**STATED GOAL**
Can you retype every record below exactly as written?

— START OF DATASET CONTENT —

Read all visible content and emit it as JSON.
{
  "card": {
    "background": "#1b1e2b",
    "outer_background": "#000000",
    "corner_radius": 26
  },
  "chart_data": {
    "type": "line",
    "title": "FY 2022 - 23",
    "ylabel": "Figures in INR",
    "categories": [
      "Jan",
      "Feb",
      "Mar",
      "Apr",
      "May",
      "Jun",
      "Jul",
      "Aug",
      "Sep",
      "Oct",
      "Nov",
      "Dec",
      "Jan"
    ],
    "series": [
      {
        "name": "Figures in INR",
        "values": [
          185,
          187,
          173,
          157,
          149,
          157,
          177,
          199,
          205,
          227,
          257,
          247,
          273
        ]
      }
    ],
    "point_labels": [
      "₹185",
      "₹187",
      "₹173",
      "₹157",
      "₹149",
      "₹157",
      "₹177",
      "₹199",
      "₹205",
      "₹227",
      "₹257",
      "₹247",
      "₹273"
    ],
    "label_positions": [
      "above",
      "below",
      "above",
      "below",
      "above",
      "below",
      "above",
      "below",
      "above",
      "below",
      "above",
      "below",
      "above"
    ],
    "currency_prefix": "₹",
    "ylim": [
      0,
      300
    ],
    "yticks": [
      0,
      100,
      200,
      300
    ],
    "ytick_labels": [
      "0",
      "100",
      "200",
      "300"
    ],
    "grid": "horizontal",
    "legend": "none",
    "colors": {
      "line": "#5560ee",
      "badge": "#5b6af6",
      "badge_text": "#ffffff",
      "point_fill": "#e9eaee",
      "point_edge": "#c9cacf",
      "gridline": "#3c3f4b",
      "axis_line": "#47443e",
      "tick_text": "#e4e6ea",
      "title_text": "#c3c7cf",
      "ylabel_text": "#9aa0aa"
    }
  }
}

— END OF DATASET CONTENT —

**CORRECT RESPONSE**
Read all visible content and emit it as JSON.
{
  "card": {
    "background": "#1b1e2b",
    "outer_background": "#000000",
    "corner_radius": 26
  },
  "chart_data": {
    "type": "line",
    "title": "FY 2022 - 23",
    "ylabel": "Figures in INR",
    "categories": [
      "Jan",
      "Feb",
      "Mar",
      "Apr",
      "May",
      "Jun",
      "Jul",
      "Aug",
      "Sep",
      "Oct",
      "Nov",
      "Dec",
      "Jan"
    ],
    "series": [
      {
        "name": "Figures in INR",
        "values": [
          185,
          187,
          173,
          157,
          149,
          157,
          177,
          199,
          205,
          227,
          257,
          247,
          273
        ]
      }
    ],
    "point_labels": [
      "₹185",
      "₹187",
      "₹173",
      "₹157",
      "₹149",
      "₹157",
      "₹177",
      "₹199",
      "₹205",
      "₹227",
      "₹257",
      "₹247",
      "₹273"
    ],
    "label_positions": [
      "above",
      "below",
      "above",
      "below",
      "above",
      "below",
      "above",
      "below",
      "above",
      "below",
      "above",
      "below",
      "above"
    ],
    "currency_prefix": "₹",
    "ylim": [
      0,
      300
    ],
    "yticks": [
      0,
      100,
      200,
      300
    ],
    "ytick_labels": [
      "0",
      "100",
      "200",
      "300"
    ],
    "grid": "horizontal",
    "legend": "none",
    "colors": {
      "line": "#5560ee",
      "badge": "#5b6af6",
      "badge_text": "#ffffff",
      "point_fill": "#e9eaee",
      "point_edge": "#c9cacf",
      "gridline": "#3c3f4b",
      "axis_line": "#47443e",
      "tick_text": "#e4e6ea",
      "title_text": "#c3c7cf",
      "ylabel_text": "#9aa0aa"
    }
  }
}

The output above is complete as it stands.